**Problem**
Every line below is to be quoted exactly, with nothing added or dropped.

-- Record extracts start --

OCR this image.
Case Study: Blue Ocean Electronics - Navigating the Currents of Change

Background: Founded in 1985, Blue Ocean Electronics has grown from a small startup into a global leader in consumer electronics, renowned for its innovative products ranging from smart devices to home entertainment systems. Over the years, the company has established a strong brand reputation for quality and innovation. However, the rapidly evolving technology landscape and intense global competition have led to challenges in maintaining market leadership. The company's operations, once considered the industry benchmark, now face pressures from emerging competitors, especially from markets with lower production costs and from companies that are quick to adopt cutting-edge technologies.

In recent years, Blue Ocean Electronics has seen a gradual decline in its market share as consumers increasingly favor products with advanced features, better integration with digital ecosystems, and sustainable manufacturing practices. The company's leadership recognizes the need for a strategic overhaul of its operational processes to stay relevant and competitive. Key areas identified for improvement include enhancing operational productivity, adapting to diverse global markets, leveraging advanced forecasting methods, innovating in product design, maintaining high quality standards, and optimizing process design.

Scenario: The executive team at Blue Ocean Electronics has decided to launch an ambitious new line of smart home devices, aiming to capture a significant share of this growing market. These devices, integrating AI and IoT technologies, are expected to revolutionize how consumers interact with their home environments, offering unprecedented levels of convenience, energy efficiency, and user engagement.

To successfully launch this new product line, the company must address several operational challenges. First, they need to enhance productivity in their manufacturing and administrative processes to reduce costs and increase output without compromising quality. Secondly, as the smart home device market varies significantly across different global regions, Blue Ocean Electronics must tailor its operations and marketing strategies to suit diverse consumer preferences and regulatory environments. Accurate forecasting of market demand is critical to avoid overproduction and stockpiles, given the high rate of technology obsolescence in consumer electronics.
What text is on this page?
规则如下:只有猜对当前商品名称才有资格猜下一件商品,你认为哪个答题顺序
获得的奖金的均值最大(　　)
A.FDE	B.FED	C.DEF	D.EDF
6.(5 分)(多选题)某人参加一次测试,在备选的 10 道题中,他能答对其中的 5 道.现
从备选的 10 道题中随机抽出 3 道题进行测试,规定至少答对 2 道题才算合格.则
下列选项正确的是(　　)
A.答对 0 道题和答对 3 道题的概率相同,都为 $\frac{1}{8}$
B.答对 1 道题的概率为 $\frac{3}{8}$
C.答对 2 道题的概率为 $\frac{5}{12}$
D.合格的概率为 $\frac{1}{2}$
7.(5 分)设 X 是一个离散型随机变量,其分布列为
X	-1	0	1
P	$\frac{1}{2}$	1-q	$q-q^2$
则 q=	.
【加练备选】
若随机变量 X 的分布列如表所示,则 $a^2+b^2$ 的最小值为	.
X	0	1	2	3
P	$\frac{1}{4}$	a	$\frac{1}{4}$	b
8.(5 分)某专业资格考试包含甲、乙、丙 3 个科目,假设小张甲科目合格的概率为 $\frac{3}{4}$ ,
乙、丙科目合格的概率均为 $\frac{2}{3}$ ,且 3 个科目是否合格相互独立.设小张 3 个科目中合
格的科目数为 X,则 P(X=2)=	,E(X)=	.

-- Record extracts end --

**Reply**
OCR this image.
Case Study: Blue Ocean Electronics - Navigating the Currents of Change

Background: Founded in 1985, Blue Ocean Electronics has grown from a small startup into a global leader in consumer electronics, renowned for its innovative products ranging from smart devices to home entertainment systems. Over the years, the company has established a strong brand reputation for quality and innovation. However, the rapidly evolving technology landscape and intense global competition have led to challenges in maintaining market leadership. The company's operations, once considered the industry benchmark, now face pressures from emerging competitors, especially from markets with lower production costs and from companies that are quick to adopt cutting-edge technologies.

In recent years, Blue Ocean Electronics has seen a gradual decline in its market share as consumers increasingly favor products with advanced features, better integration with digital ecosystems, and sustainable manufacturing practices. The company's leadership recognizes the need for a strategic overhaul of its operational processes to stay relevant and competitive. Key areas identified for improvement include enhancing operational productivity, adapting to diverse global markets, leveraging advanced forecasting methods, innovating in product design, maintaining high quality standards, and optimizing process design.

Scenario: The executive team at Blue Ocean Electronics has decided to launch an ambitious new line of smart home devices, aiming to capture a significant share of this growing market. These devices, integrating AI and IoT technologies, are expected to revolutionize how consumers interact with their home environments, offering unprecedented levels of convenience, energy efficiency, and user engagement.

To successfully launch this new product line, the company must address several operational challenges. First, they need to enhance productivity in their manufacturing and administrative processes to reduce costs and increase output without compromising quality. Secondly, as the smart home device market varies significantly across different global regions, Blue Ocean Electronics must tailor its operations and marketing strategies to suit diverse consumer preferences and regulatory environments. Accurate forecasting of market demand is critical to avoid overproduction and stockpiles, given the high rate of technology obsolescence in consumer electronics.
What text is on this page?
规则如下:只有猜对当前商品名称才有资格猜下一件商品,你认为哪个答题顺序
获得的奖金的均值最大(　　)
A.FDE	B.FED	C.DEF	D.EDF
6.(5 分)(多选题)某人参加一次测试,在备选的 10 道题中,他能答对其中的 5 道.现
从备选的 10 道题中随机抽出 3 道题进行测试,规定至少答对 2 道题才算合格.则
下列选项正确的是(　　)
A.答对 0 道题和答对 3 道题的概率相同,都为 $\frac{1}{8}$
B.答对 1 道题的概率为 $\frac{3}{8}$
C.答对 2 道题的概率为 $\frac{5}{12}$
D.合格的概率为 $\frac{1}{2}$
7.(5 分)设 X 是一个离散型随机变量,其分布列为
X	-1	0	1
P	$\frac{1}{2}$	1-q	$q-q^2$
则 q=	.
【加练备选】
若随机变量 X 的分布列如表所示,则 $a^2+b^2$ 的最小值为	.
X	0	1	2	3
P	$\frac{1}{4}$	a	$\frac{1}{4}$	b
8.(5 分)某专业资格考试包含甲、乙、丙 3 个科目,假设小张甲科目合格的概率为 $\frac{3}{4}$ ,
乙、丙科目合格的概率均为 $\frac{2}{3}$ ,且 3 个科目是否合格相互独立.设小张 3 个科目中合
格的科目数为 X,则 P(X=2)=	,E(X)=	.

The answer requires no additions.